What is the count of lines that hold the word "Συντεχνίες"? Give only the number.

(Data entries)
________________________

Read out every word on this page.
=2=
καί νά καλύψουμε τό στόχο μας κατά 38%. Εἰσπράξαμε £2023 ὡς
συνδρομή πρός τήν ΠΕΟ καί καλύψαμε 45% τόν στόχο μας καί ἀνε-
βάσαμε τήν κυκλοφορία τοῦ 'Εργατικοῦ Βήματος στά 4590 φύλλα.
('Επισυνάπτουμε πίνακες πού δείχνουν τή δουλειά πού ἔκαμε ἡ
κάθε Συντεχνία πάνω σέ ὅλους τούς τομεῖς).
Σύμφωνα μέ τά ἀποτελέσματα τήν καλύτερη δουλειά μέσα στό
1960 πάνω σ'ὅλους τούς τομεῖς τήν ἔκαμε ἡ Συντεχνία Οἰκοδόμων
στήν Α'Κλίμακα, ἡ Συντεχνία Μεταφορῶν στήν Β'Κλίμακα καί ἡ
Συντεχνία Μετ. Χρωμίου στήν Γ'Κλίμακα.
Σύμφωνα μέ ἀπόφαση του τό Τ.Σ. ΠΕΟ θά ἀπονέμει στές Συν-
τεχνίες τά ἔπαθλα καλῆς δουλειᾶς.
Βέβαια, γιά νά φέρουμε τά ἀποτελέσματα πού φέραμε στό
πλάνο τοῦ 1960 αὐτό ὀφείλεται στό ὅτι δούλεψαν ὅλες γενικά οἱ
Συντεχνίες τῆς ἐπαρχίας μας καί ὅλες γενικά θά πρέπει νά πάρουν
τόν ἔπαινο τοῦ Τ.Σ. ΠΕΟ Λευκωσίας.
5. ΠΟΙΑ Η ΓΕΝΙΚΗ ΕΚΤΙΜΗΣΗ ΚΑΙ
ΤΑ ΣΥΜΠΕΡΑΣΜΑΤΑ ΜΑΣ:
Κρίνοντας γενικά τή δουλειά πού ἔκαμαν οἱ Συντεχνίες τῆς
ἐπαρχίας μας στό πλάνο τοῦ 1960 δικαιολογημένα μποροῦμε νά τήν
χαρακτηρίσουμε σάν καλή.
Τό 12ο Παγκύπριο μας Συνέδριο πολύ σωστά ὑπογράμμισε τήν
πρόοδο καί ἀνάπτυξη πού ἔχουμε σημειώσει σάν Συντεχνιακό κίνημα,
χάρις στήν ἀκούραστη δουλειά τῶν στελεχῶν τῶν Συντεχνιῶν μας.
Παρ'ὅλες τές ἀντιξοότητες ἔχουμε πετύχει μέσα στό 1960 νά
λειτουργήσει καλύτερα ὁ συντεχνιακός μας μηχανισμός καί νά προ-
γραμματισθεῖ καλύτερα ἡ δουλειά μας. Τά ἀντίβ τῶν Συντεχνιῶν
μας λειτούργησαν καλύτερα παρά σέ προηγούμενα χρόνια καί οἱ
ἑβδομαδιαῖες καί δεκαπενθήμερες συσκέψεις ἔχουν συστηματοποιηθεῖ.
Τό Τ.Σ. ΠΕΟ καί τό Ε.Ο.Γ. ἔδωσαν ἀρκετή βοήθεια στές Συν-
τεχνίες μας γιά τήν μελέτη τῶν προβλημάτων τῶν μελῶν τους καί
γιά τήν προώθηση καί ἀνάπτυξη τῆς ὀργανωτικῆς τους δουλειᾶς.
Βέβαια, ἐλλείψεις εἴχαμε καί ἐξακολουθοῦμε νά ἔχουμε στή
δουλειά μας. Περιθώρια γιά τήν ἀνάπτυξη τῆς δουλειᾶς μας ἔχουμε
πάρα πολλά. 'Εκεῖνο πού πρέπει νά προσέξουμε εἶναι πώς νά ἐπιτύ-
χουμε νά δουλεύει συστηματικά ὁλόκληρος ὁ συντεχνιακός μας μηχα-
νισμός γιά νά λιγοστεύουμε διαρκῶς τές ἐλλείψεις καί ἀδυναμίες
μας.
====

________________________

*ANSWER IN FULL*.
2